抗生物質の内服
風邪はウイルス感染であり、基本的には抗生物質は不要でありますが、クラリスロマイシンなど一部の抗生物質は免疫調整作用があることがわかっております。また風邪をこじらせた際には細菌感染も合併しやすい(黄色の痰や膿が出だすなど)ことから、現時点では抗生物質の内服をお勧めしております。
漢方薬による治療
漢方薬はウイルス感染初期における生体の温熱産生を手伝い、発汗による自然な解熱、寛解に導きます。その結果、早ければ1日で治ってしまうことも稀ではありません。一般的には葛根湯が有名で、常備薬をおくのであればとりあえず葛根湯がお勧めです。風邪かなと思ったら、早めに内服してみてください。当院では、西洋医学的な診察をしたあと、東洋医学的な脈診で証を決めた上で、10種類程度の漢方薬のなかから処方をきめます。
漢方薬の飲み方
漢方薬の多くは薬草を数種類組み合わせ、水で煮詰めてその抽出液を温めて服用します。したがって、100 ml程度の熱湯で溶かし、暖かいうちに、出来れば空腹時の服用が理想的です。

提供された行:
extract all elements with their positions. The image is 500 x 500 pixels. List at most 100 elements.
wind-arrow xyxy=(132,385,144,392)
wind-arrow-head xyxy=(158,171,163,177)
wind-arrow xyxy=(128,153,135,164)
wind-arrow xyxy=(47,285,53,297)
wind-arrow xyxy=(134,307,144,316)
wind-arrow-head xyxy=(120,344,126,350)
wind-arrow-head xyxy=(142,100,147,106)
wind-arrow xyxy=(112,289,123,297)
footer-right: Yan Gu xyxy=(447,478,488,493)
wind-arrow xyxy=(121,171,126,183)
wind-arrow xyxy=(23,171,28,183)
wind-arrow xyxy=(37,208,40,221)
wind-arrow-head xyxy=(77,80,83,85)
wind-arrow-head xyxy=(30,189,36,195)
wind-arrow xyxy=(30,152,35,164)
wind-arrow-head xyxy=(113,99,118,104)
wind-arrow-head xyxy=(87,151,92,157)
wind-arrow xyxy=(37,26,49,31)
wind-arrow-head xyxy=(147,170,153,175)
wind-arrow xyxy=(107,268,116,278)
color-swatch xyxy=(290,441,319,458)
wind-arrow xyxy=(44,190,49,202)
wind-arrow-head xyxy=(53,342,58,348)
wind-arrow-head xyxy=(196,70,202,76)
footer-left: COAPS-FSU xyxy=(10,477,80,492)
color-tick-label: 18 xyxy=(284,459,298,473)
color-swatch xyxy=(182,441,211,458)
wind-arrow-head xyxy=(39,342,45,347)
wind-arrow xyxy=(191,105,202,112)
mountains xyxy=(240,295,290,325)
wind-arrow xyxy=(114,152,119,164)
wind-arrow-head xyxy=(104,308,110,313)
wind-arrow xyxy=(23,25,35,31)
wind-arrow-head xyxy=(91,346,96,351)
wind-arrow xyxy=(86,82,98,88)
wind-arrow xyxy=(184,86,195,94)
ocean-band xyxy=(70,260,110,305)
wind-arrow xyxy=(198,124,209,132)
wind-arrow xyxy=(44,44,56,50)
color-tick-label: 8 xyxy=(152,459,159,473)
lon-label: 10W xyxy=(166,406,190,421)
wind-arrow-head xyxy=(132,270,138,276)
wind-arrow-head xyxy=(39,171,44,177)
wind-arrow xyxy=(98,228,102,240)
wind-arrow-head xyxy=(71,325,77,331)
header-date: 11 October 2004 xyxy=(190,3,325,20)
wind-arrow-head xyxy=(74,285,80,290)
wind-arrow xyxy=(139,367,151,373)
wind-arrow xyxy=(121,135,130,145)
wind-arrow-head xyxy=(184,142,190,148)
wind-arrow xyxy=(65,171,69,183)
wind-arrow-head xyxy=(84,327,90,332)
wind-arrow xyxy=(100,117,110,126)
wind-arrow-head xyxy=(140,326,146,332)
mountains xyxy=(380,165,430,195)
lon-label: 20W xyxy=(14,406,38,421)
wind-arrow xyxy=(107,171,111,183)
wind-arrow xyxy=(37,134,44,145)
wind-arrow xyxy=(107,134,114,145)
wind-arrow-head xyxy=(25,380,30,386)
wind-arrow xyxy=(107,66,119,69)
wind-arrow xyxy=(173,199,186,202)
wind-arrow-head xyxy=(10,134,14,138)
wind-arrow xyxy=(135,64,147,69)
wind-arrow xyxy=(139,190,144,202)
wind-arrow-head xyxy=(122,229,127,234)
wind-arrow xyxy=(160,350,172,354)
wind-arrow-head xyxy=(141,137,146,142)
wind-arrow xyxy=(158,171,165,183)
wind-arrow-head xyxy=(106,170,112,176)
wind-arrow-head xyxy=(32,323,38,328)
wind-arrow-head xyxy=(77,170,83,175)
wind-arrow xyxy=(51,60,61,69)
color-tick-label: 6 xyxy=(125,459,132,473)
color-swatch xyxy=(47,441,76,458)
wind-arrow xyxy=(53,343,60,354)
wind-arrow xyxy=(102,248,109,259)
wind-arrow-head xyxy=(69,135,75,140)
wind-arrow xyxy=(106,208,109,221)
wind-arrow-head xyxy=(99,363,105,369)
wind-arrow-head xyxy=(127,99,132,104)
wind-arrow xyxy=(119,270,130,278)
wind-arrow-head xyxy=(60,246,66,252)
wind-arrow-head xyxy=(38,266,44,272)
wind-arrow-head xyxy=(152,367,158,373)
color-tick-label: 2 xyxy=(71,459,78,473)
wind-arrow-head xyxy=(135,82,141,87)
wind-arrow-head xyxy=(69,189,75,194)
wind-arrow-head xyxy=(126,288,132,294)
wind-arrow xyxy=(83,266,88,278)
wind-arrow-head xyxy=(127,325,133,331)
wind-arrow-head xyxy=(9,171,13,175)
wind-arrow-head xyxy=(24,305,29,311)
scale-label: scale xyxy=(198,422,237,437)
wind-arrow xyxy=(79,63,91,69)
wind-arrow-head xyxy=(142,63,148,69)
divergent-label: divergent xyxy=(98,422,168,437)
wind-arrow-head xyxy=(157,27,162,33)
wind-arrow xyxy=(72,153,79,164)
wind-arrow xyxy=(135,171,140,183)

設問 1: 風邪の治療に関する本文によれば、漢方薬は何ml程度の熱湯で溶かして服用するのが理想的とされていますか。
設問 2: 風邪の治療に関する本文の内容を、二文で要約してください。
設問 3: 風邪の治療に関する本文の最後の文に続けて、その先を書き進めてください。

解答欄 1: 100 ml程度の熱湯です。

解答欄 2: 風邪はウイルス感染のため基本的に抗生物質は不要ですが、一部の抗生物質に免疫調整作用があることや細菌感染を合併しやすいことから、現時点では内服が勧められています。漢方薬は発汗による自然な解熱へ導くもので、常備薬としては葛根湯が勧められており、熱湯で溶かして暖かいうちに、できれば空腹時に服用するのが理想的とされています。

解答欄 3:
薬を飲んだ後の療養
温熱産生を援助することが重要ですので、冷たい飲食物の摂取や、冷たい風に当たるなどことのないようにすべきです。暖かいたべもの(うどんやおかゆ)などを摂取し、少し汗ばむように厚着や布団に入って休むとよいと思われます。ただあまり汗をかきすぎるのも良くないことがあります。気持ちよい汗を2~3回かけば良くなることが多いです。
インフルエンザの治療
基本的には通常の風邪と同じですが、インフルエンザの場合は抗ウイルス剤の使用で軽快することが多いです。状況に応じて抗ウイルス剤の内服、点滴、吸入を行います。また漢方治療としては、麻黄湯が有効であることが多いです。
解熱剤、および総合感冒剤の使用
発熱することは生体の防御反応の一つであり、解熱剤による解熱はその防御反応を低下させる可能性があります。特に風邪の初期から解熱剤を使いすぎると、病状が遷延する可能性があります。
遷延した(こじらせた)風邪の治療
風邪をこじらせた場合、食欲不振、微熱、味覚の変化、喉の乾燥、めまい、咳痰が長く続くなどの症状が出てきます。このような場合にも漢方薬が有効であることが多く、多くの場合は柴胡桂枝湯(ツムラ10番)+半夏厚朴湯(ツムラ16番)あるいは柴胡桂枝湯+麦門冬湯(ツムラ29番)などで軽快することが多いです。